-- BEGIN --
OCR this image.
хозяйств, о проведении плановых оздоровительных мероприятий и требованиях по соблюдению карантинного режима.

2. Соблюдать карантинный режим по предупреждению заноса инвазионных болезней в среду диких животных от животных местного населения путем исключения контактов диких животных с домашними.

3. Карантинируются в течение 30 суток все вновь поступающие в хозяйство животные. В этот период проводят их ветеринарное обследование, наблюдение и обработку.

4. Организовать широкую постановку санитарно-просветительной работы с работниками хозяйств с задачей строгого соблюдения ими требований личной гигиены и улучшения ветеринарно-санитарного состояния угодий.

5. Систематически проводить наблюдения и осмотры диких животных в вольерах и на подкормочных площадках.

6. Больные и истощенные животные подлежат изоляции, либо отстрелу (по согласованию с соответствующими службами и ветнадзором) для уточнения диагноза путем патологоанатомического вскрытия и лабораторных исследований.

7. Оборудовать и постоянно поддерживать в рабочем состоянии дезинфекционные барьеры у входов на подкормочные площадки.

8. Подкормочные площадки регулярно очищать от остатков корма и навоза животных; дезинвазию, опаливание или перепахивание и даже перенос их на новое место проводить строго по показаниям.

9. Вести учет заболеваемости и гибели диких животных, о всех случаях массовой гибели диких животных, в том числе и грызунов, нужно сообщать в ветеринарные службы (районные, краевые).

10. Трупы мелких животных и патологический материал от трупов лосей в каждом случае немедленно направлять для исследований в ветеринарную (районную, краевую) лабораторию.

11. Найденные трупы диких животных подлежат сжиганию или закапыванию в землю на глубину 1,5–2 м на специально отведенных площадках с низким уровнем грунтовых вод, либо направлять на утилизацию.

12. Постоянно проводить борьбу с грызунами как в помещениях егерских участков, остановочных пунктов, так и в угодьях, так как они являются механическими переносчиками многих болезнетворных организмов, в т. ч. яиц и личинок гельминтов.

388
-- END --
EXERCISE DESCRIPTION:
Only lines holding the string "либо" are wanted; gather each one from the entries above.

IN RESPONSE:
6. Больные и истощенные животные подлежат изоляции, либо отстрелу (по согласованию с соответствующими службами и ветнадзором) для уточнения диагноза путем патологоанатомического вскрытия и лабораторных исследований.
11. Найденные трупы диких животных подлежат сжиганию или закапыванию в землю на глубину 1,5–2 м на специально отведенных площадках с низким уровнем грунтовых вод, либо направлять на утилизацию.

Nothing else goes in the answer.